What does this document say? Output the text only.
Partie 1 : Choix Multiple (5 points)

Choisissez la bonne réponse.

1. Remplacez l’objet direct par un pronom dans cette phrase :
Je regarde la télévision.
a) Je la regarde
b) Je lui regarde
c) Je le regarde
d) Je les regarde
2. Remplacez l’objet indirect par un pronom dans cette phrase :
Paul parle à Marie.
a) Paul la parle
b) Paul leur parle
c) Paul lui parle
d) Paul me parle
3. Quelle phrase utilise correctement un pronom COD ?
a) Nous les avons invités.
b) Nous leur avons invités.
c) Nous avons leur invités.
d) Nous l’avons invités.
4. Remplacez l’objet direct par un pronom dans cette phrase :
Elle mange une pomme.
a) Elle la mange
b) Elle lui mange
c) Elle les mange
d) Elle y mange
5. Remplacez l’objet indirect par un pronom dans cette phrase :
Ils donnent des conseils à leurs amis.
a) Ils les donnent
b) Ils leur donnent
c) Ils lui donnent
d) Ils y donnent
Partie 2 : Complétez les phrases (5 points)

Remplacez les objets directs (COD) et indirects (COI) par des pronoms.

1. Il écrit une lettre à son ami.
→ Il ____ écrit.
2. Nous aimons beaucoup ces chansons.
###
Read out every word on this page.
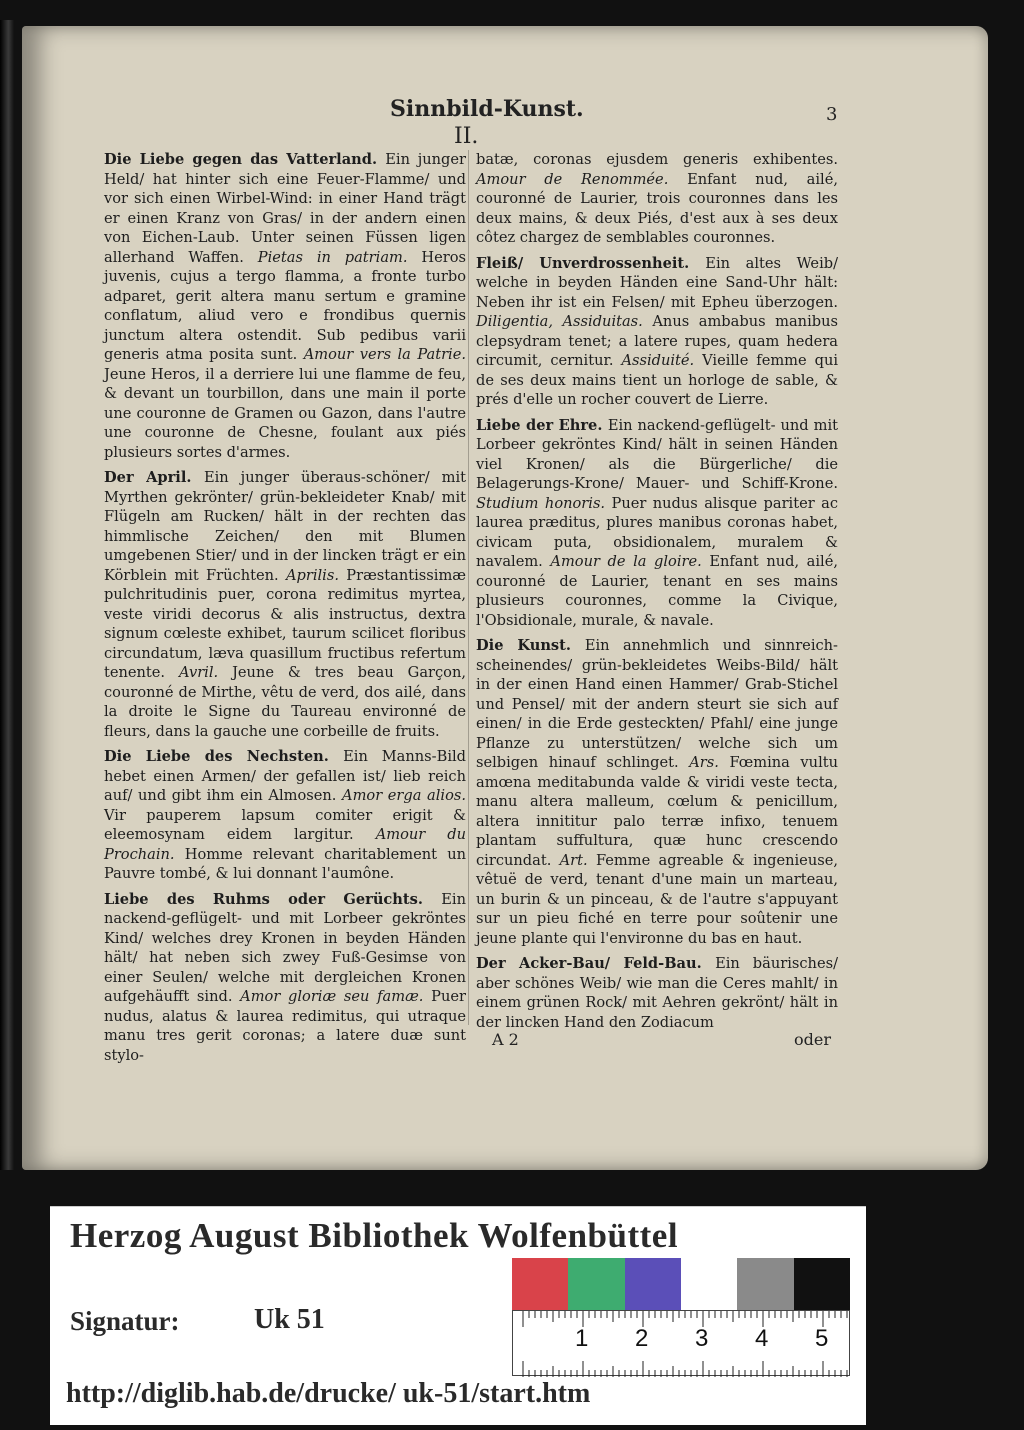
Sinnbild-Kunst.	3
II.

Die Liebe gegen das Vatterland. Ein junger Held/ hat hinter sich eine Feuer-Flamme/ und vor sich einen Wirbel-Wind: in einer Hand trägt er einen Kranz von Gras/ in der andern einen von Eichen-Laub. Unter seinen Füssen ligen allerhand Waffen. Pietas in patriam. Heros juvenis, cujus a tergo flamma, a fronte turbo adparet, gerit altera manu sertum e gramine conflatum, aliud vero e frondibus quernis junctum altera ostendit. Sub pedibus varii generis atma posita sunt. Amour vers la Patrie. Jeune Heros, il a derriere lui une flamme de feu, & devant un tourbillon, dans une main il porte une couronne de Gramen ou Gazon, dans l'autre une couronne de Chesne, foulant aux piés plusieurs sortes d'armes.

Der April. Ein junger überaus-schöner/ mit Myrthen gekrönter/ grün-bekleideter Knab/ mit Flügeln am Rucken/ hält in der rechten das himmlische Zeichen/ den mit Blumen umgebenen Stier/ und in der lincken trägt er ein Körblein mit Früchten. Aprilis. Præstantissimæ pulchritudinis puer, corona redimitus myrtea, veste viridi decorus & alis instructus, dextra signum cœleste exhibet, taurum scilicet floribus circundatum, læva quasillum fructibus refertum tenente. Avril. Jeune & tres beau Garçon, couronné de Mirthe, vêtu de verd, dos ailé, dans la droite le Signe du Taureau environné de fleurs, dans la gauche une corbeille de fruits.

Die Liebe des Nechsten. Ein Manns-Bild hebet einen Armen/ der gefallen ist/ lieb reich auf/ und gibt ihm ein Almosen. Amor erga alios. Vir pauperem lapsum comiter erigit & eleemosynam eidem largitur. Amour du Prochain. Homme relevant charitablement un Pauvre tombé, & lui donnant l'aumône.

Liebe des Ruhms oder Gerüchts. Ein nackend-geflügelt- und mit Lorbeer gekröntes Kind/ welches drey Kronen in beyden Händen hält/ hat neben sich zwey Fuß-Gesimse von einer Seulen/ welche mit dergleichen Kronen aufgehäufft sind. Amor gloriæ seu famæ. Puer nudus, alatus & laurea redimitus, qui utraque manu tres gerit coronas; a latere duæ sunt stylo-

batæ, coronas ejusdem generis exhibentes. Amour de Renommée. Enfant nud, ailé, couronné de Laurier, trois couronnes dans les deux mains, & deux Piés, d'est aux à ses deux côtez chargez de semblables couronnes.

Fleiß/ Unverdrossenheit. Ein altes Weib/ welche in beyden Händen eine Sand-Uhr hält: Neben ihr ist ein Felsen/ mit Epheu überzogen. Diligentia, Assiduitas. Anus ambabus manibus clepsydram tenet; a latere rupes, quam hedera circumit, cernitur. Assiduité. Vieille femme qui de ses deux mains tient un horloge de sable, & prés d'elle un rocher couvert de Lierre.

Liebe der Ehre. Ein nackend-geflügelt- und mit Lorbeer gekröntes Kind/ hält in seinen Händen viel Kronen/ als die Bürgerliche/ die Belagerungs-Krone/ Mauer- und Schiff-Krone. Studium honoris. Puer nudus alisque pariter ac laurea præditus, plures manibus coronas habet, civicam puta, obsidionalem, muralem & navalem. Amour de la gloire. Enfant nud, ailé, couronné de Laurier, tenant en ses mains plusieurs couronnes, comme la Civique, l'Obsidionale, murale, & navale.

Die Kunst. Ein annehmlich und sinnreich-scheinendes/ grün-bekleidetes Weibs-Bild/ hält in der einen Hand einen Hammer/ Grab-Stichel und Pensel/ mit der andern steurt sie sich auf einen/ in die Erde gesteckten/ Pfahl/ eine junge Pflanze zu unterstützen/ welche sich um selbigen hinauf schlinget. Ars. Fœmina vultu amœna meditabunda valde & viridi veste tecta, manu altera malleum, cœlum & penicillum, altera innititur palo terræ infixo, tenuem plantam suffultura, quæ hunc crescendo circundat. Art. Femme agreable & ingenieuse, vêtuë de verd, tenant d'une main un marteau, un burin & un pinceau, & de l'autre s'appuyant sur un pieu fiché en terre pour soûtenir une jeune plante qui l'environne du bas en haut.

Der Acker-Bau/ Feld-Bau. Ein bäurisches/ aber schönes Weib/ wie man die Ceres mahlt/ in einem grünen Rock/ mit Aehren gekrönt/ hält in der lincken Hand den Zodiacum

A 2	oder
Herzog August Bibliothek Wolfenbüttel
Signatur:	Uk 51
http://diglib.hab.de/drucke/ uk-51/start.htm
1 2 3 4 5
###
EXERCISE DIRECTIONS —
Using the listing above, show each line holding the string "écrit".

THE ANSWER —
1. Il écrit une lettre à son ami.
→ Il ____ écrit.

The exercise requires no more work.